Extracted records
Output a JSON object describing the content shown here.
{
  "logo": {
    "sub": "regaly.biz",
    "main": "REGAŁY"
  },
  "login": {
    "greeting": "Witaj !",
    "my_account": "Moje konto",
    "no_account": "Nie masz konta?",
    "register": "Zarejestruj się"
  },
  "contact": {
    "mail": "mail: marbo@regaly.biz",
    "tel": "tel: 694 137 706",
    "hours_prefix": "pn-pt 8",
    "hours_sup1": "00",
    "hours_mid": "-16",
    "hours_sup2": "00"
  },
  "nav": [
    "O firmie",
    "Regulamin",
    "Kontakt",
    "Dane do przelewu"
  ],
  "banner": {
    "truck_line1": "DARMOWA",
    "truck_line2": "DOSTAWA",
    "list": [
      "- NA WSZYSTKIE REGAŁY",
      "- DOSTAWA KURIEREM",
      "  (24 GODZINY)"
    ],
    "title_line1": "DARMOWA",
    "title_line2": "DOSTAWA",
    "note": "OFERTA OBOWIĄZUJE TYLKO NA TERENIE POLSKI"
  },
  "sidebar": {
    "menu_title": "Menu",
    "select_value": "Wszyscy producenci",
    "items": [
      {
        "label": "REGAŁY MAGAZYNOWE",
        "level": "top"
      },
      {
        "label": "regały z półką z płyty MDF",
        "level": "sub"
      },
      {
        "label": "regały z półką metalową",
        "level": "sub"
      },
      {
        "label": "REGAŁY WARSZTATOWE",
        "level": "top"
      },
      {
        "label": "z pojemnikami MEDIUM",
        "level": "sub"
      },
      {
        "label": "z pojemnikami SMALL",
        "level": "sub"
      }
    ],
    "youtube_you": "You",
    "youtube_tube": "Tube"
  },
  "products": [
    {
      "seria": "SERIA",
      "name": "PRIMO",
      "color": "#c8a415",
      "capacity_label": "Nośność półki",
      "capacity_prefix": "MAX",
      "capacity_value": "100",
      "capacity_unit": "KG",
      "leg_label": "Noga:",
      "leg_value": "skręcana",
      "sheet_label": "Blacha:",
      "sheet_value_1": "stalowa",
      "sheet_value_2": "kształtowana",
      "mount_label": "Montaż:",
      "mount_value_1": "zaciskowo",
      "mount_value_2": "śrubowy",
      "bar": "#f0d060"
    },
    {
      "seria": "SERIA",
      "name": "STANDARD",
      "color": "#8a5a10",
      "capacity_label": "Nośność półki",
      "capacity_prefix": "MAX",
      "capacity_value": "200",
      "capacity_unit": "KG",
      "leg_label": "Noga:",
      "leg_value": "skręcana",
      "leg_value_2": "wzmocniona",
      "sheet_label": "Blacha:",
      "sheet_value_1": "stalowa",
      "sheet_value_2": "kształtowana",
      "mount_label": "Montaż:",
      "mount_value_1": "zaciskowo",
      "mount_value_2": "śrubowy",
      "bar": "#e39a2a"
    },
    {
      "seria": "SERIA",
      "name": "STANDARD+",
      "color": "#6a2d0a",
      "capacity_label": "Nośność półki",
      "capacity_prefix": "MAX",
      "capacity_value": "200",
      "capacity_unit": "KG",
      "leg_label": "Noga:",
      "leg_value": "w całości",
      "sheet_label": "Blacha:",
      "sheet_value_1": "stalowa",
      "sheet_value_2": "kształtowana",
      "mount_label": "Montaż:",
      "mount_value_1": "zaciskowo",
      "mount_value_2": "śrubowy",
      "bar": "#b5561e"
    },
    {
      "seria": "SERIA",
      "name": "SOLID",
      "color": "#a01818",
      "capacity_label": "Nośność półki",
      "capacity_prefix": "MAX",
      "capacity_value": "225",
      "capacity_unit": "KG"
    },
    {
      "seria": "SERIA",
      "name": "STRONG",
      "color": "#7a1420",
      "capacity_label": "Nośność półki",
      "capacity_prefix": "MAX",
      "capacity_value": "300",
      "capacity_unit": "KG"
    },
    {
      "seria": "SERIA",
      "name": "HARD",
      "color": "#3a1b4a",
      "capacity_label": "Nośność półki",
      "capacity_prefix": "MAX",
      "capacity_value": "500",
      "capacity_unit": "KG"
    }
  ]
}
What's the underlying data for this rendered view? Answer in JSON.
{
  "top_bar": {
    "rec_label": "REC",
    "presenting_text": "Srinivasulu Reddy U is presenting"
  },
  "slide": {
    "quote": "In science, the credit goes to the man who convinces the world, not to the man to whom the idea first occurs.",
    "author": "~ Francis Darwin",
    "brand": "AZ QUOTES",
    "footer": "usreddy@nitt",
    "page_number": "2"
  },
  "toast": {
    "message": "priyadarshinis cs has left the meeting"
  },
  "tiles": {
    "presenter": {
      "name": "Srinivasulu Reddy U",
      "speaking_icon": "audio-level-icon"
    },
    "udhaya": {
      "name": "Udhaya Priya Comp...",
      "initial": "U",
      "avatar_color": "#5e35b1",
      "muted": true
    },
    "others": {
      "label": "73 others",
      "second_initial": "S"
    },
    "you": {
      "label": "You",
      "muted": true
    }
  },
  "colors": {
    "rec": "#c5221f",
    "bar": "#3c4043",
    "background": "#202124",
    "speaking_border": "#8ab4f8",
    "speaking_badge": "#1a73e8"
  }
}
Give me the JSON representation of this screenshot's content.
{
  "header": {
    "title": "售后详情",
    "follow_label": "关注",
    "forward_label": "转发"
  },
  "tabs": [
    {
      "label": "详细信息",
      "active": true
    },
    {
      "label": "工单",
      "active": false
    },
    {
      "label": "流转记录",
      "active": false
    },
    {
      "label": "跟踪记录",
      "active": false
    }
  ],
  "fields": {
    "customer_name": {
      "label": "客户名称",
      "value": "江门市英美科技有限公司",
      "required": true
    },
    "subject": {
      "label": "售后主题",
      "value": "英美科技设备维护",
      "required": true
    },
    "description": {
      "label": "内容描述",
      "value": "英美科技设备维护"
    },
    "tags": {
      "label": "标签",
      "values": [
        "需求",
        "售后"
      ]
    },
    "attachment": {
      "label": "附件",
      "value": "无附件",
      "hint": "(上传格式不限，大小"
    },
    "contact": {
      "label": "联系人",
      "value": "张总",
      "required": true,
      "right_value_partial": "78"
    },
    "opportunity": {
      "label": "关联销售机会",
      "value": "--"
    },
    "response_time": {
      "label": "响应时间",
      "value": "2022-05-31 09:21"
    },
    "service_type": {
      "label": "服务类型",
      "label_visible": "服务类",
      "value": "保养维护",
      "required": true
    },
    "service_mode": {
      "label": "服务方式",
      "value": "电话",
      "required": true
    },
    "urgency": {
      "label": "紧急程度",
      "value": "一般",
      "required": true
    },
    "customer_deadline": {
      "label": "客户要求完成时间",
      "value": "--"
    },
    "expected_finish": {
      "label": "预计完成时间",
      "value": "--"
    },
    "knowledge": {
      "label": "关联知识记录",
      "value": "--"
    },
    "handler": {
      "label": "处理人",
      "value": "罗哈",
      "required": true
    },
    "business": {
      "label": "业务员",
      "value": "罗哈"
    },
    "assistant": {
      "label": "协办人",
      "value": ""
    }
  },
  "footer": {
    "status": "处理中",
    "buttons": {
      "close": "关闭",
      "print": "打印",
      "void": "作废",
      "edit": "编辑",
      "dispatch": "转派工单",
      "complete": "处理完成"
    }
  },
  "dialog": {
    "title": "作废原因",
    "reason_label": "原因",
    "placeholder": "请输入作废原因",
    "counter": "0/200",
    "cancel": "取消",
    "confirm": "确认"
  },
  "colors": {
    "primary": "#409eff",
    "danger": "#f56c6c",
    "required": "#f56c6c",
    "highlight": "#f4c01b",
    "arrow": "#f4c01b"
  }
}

What the task asks - Quote each line of the data above exactly as written.

Result for this task -
Output a JSON object describing the content shown here.
{
  "logo": {
    "sub": "regaly.biz",
    "main": "REGAŁY"
  },
  "login": {
    "greeting": "Witaj !",
    "my_account": "Moje konto",
    "no_account": "Nie masz konta?",
    "register": "Zarejestruj się"
  },
  "contact": {
    "mail": "mail: marbo@regaly.biz",
    "tel": "tel: 694 137 706",
    "hours_prefix": "pn-pt 8",
    "hours_sup1": "00",
    "hours_mid": "-16",
    "hours_sup2": "00"
  },
  "nav": [
    "O firmie",
    "Regulamin",
    "Kontakt",
    "Dane do przelewu"
  ],
  "banner": {
    "truck_line1": "DARMOWA",
    "truck_line2": "DOSTAWA",
    "list": [
      "- NA WSZYSTKIE REGAŁY",
      "- DOSTAWA KURIEREM",
      "  (24 GODZINY)"
    ],
    "title_line1": "DARMOWA",
    "title_line2": "DOSTAWA",
    "note": "OFERTA OBOWIĄZUJE TYLKO NA TERENIE POLSKI"
  },
  "sidebar": {
    "menu_title": "Menu",
    "select_value": "Wszyscy producenci",
    "items": [
      {
        "label": "REGAŁY MAGAZYNOWE",
        "level": "top"
      },
      {
        "label": "regały z półką z płyty MDF",
        "level": "sub"
      },
      {
        "label": "regały z półką metalową",
        "level": "sub"
      },
      {
        "label": "REGAŁY WARSZTATOWE",
        "level": "top"
      },
      {
        "label": "z pojemnikami MEDIUM",
        "level": "sub"
      },
      {
        "label": "z pojemnikami SMALL",
        "level": "sub"
      }
    ],
    "youtube_you": "You",
    "youtube_tube": "Tube"
  },
  "products": [
    {
      "seria": "SERIA",
      "name": "PRIMO",
      "color": "#c8a415",
      "capacity_label": "Nośność półki",
      "capacity_prefix": "MAX",
      "capacity_value": "100",
      "capacity_unit": "KG",
      "leg_label": "Noga:",
      "leg_value": "skręcana",
      "sheet_label": "Blacha:",
      "sheet_value_1": "stalowa",
      "sheet_value_2": "kształtowana",
      "mount_label": "Montaż:",
      "mount_value_1": "zaciskowo",
      "mount_value_2": "śrubowy",
      "bar": "#f0d060"
    },
    {
      "seria": "SERIA",
      "name": "STANDARD",
      "color": "#8a5a10",
      "capacity_label": "Nośność półki",
      "capacity_prefix": "MAX",
      "capacity_value": "200",
      "capacity_unit": "KG",
      "leg_label": "Noga:",
      "leg_value": "skręcana",
      "leg_value_2": "wzmocniona",
      "sheet_label": "Blacha:",
      "sheet_value_1": "stalowa",
      "sheet_value_2": "kształtowana",
      "mount_label": "Montaż:",
      "mount_value_1": "zaciskowo",
      "mount_value_2": "śrubowy",
      "bar": "#e39a2a"
    },
    {
      "seria": "SERIA",
      "name": "STANDARD+",
      "color": "#6a2d0a",
      "capacity_label": "Nośność półki",
      "capacity_prefix": "MAX",
      "capacity_value": "200",
      "capacity_unit": "KG",
      "leg_label": "Noga:",
      "leg_value": "w całości",
      "sheet_label": "Blacha:",
      "sheet_value_1": "stalowa",
      "sheet_value_2": "kształtowana",
      "mount_label": "Montaż:",
      "mount_value_1": "zaciskowo",
      "mount_value_2": "śrubowy",
      "bar": "#b5561e"
    },
    {
      "seria": "SERIA",
      "name": "SOLID",
      "color": "#a01818",
      "capacity_label": "Nośność półki",
      "capacity_prefix": "MAX",
      "capacity_value": "225",
      "capacity_unit": "KG"
    },
    {
      "seria": "SERIA",
      "name": "STRONG",
      "color": "#7a1420",
      "capacity_label": "Nośność półki",
      "capacity_prefix": "MAX",
      "capacity_value": "300",
      "capacity_unit": "KG"
    },
    {
      "seria": "SERIA",
      "name": "HARD",
      "color": "#3a1b4a",
      "capacity_label": "Nośność półki",
      "capacity_prefix": "MAX",
      "capacity_value": "500",
      "capacity_unit": "KG"
    }
  ]
}
What's the underlying data for this rendered view? Answer in JSON.
{
  "top_bar": {
    "rec_label": "REC",
    "presenting_text": "Srinivasulu Reddy U is presenting"
  },
  "slide": {
    "quote": "In science, the credit goes to the man who convinces the world, not to the man to whom the idea first occurs.",
    "author": "~ Francis Darwin",
    "brand": "AZ QUOTES",
    "footer": "usreddy@nitt",
    "page_number": "2"
  },
  "toast": {
    "message": "priyadarshinis cs has left the meeting"
  },
  "tiles": {
    "presenter": {
      "name": "Srinivasulu Reddy U",
      "speaking_icon": "audio-level-icon"
    },
    "udhaya": {
      "name": "Udhaya Priya Comp...",
      "initial": "U",
      "avatar_color": "#5e35b1",
      "muted": true
    },
    "others": {
      "label": "73 others",
      "second_initial": "S"
    },
    "you": {
      "label": "You",
      "muted": true
    }
  },
  "colors": {
    "rec": "#c5221f",
    "bar": "#3c4043",
    "background": "#202124",
    "speaking_border": "#8ab4f8",
    "speaking_badge": "#1a73e8"
  }
}
Give me the JSON representation of this screenshot's content.
{
  "header": {
    "title": "售后详情",
    "follow_label": "关注",
    "forward_label": "转发"
  },
  "tabs": [
    {
      "label": "详细信息",
      "active": true
    },
    {
      "label": "工单",
      "active": false
    },
    {
      "label": "流转记录",
      "active": false
    },
    {
      "label": "跟踪记录",
      "active": false
    }
  ],
  "fields": {
    "customer_name": {
      "label": "客户名称",
      "value": "江门市英美科技有限公司",
      "required": true
    },
    "subject": {
      "label": "售后主题",
      "value": "英美科技设备维护",
      "required": true
    },
    "description": {
      "label": "内容描述",
      "value": "英美科技设备维护"
    },
    "tags": {
      "label": "标签",
      "values": [
        "需求",
        "售后"
      ]
    },
    "attachment": {
      "label": "附件",
      "value": "无附件",
      "hint": "(上传格式不限，大小"
    },
    "contact": {
      "label": "联系人",
      "value": "张总",
      "required": true,
      "right_value_partial": "78"
    },
    "opportunity": {
      "label": "关联销售机会",
      "value": "--"
    },
    "response_time": {
      "label": "响应时间",
      "value": "2022-05-31 09:21"
    },
    "service_type": {
      "label": "服务类型",
      "label_visible": "服务类",
      "value": "保养维护",
      "required": true
    },
    "service_mode": {
      "label": "服务方式",
      "value": "电话",
      "required": true
    },
    "urgency": {
      "label": "紧急程度",
      "value": "一般",
      "required": true
    },
    "customer_deadline": {
      "label": "客户要求完成时间",
      "value": "--"
    },
    "expected_finish": {
      "label": "预计完成时间",
      "value": "--"
    },
    "knowledge": {
      "label": "关联知识记录",
      "value": "--"
    },
    "handler": {
      "label": "处理人",
      "value": "罗哈",
      "required": true
    },
    "business": {
      "label": "业务员",
      "value": "罗哈"
    },
    "assistant": {
      "label": "协办人",
      "value": ""
    }
  },
  "footer": {
    "status": "处理中",
    "buttons": {
      "close": "关闭",
      "print": "打印",
      "void": "作废",
      "edit": "编辑",
      "dispatch": "转派工单",
      "complete": "处理完成"
    }
  },
  "dialog": {
    "title": "作废原因",
    "reason_label": "原因",
    "placeholder": "请输入作废原因",
    "counter": "0/200",
    "cancel": "取消",
    "confirm": "确认"
  },
  "colors": {
    "primary": "#409eff",
    "danger": "#f56c6c",
    "required": "#f56c6c",
    "highlight": "#f4c01b",
    "arrow": "#f4c01b"
  }
}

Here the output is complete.